[Exercise description] Reproduce all lines of the listing below in which the word "this" occurs.

::::::

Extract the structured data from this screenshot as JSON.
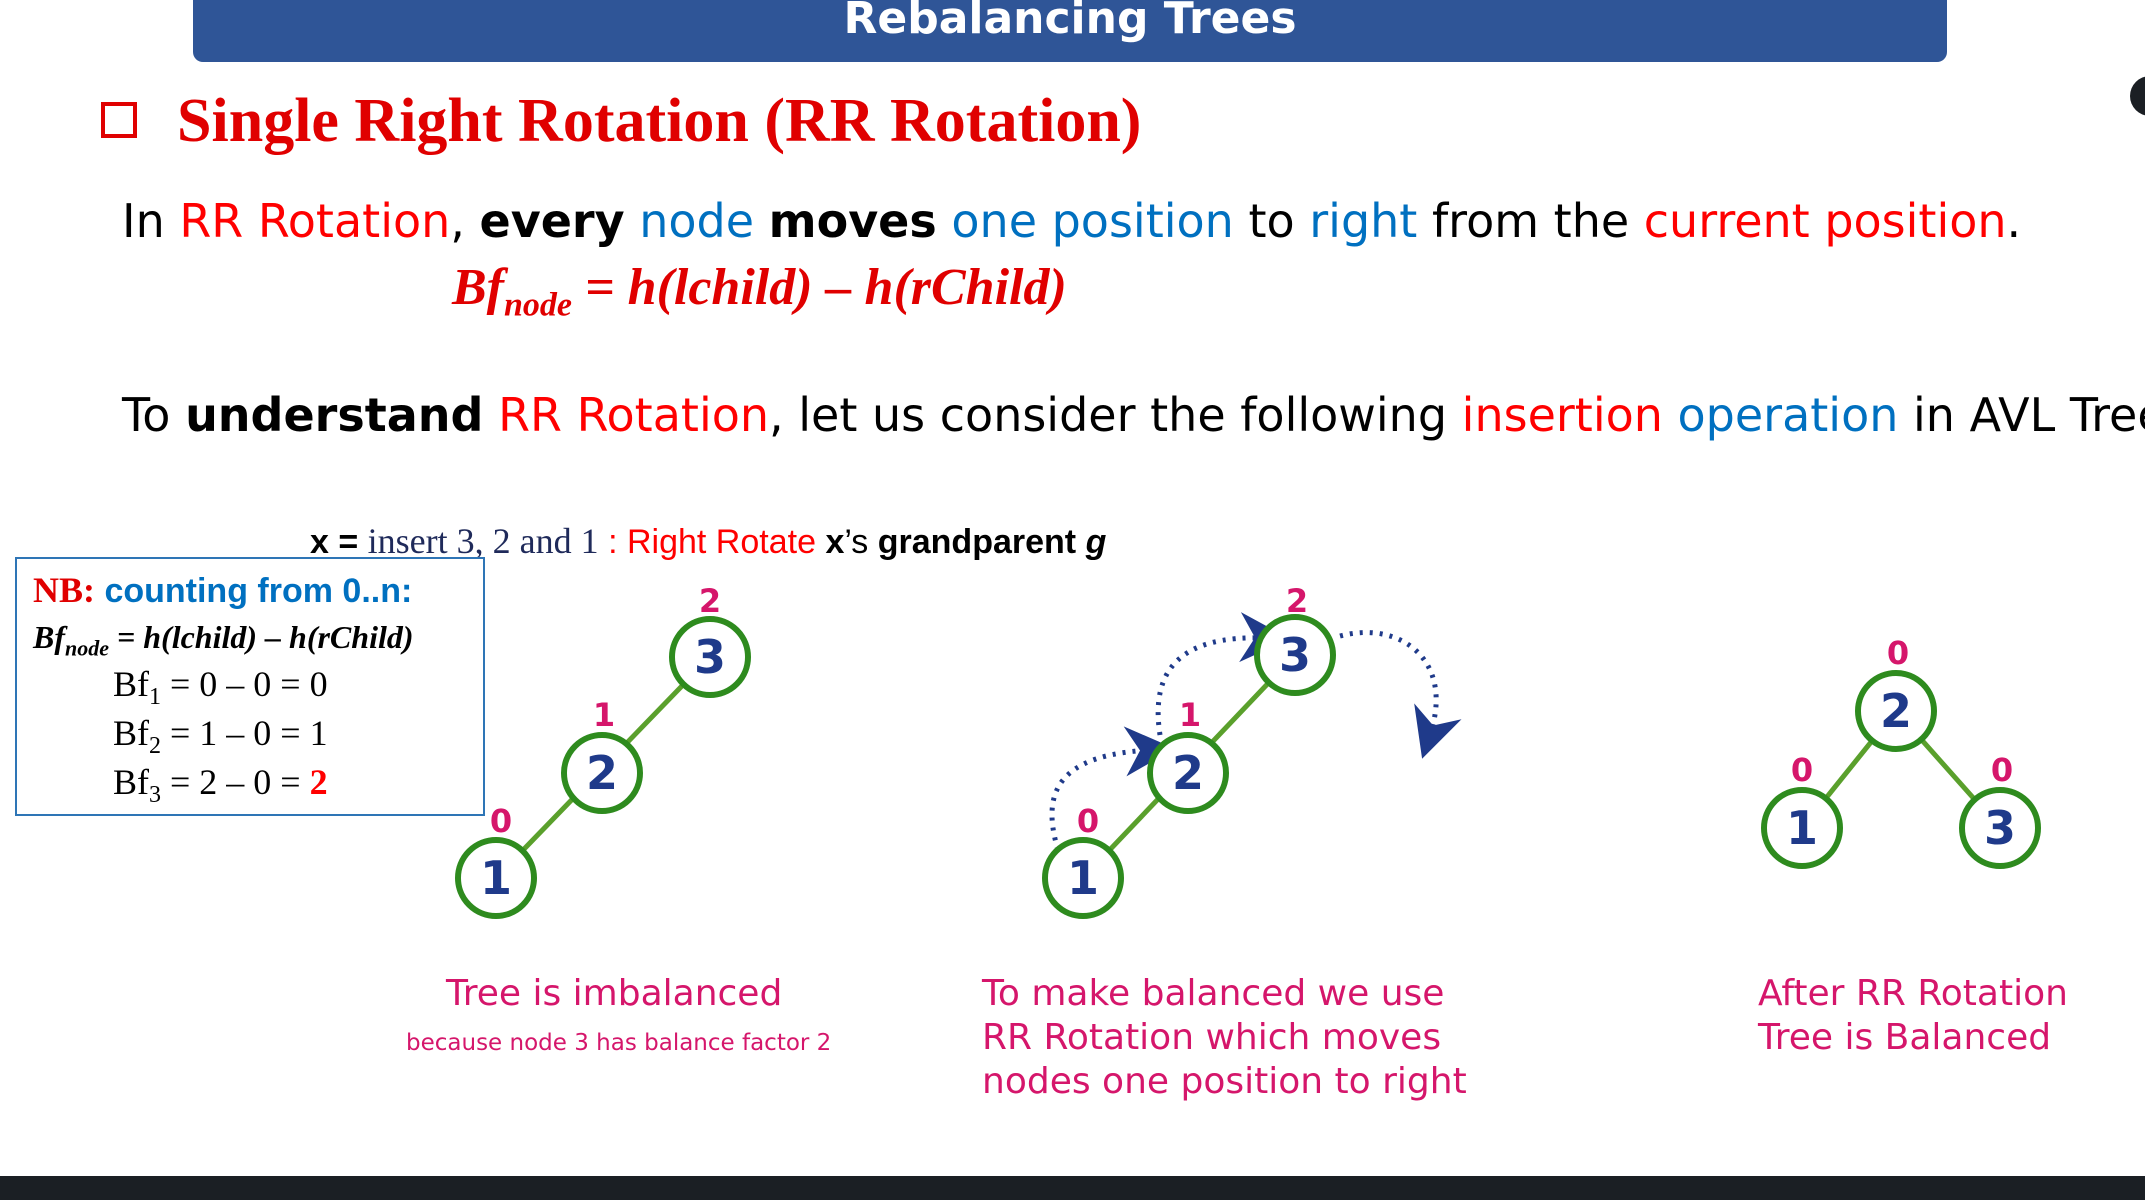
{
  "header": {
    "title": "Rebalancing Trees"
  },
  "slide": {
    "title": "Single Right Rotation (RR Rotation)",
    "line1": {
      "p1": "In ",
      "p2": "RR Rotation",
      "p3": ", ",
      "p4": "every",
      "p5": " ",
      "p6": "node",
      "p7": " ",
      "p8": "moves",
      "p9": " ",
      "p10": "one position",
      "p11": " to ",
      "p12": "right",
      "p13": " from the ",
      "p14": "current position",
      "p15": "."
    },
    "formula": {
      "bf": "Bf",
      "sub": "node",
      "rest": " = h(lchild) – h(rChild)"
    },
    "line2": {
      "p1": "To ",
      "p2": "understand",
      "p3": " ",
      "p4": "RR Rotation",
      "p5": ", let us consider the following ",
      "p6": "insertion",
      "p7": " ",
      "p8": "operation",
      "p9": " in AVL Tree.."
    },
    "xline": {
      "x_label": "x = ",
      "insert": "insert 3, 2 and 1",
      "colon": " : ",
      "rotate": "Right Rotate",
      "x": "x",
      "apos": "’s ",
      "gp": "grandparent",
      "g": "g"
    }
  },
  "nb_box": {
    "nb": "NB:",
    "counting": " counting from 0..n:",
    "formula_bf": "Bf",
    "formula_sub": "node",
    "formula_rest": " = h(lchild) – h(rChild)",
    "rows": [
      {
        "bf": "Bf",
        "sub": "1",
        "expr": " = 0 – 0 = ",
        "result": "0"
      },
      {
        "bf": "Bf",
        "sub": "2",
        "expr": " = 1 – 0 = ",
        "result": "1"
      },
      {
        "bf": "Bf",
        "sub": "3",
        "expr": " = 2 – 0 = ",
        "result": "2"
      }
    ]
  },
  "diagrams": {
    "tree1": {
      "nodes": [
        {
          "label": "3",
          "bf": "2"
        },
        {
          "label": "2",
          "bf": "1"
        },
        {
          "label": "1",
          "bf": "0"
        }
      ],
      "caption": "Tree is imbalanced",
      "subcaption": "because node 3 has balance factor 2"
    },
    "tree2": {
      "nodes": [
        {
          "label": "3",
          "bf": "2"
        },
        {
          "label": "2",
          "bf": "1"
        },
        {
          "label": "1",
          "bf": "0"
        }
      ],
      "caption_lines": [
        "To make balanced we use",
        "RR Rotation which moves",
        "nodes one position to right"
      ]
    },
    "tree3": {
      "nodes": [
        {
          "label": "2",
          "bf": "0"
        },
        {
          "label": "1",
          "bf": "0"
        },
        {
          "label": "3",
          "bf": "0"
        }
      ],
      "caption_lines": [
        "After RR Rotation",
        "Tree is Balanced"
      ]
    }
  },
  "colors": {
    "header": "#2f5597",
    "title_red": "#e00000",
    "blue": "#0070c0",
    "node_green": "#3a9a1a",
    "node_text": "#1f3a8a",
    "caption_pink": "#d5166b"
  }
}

::::::

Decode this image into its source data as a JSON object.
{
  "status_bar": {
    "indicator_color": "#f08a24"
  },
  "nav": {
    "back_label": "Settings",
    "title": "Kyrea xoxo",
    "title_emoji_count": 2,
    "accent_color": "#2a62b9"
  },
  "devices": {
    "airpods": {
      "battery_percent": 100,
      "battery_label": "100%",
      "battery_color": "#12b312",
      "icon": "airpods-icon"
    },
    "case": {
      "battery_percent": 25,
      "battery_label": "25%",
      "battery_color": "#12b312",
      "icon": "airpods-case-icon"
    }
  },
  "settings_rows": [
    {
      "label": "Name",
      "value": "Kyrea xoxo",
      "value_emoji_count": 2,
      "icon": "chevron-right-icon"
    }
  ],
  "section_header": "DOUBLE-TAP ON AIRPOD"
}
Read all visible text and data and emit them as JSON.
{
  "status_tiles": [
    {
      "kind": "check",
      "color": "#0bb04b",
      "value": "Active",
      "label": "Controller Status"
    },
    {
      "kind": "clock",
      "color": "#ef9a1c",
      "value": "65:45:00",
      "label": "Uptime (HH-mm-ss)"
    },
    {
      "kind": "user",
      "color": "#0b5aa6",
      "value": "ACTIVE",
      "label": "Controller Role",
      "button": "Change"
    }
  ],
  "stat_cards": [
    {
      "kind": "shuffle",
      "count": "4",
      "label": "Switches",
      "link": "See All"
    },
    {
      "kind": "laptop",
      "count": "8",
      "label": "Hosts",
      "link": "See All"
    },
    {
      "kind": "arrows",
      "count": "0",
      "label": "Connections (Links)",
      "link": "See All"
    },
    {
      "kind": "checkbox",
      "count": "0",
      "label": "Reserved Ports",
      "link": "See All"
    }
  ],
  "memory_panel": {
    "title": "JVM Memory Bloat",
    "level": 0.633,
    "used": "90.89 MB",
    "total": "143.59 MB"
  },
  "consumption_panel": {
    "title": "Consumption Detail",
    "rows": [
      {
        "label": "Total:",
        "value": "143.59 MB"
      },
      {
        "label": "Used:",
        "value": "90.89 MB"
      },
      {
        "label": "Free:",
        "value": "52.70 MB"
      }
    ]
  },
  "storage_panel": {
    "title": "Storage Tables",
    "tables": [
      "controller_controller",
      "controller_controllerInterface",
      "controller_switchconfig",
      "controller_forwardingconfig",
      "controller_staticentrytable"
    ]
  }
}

::::::

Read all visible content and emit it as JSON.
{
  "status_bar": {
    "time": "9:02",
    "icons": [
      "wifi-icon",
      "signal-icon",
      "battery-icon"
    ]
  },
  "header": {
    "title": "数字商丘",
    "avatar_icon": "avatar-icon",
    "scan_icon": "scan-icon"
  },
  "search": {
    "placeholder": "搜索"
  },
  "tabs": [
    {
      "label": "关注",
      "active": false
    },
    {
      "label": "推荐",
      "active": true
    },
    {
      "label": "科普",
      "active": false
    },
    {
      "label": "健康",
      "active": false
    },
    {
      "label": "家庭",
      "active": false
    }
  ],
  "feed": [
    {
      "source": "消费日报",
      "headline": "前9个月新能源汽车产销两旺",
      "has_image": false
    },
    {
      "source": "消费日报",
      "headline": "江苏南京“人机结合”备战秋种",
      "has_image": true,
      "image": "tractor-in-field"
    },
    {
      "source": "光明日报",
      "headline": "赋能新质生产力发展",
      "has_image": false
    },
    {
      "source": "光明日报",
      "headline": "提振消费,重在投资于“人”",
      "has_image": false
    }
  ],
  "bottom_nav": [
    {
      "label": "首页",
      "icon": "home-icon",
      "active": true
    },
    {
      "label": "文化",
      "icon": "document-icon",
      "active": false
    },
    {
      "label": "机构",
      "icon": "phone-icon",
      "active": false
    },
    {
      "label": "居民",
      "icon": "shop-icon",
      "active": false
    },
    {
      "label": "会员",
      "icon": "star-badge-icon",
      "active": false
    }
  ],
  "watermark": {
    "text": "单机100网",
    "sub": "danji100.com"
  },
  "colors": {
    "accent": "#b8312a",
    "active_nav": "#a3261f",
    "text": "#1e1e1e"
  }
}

::::::

[Response]
Extract the structured data from this screenshot as JSON.
Decode this image into its source data as a JSON object.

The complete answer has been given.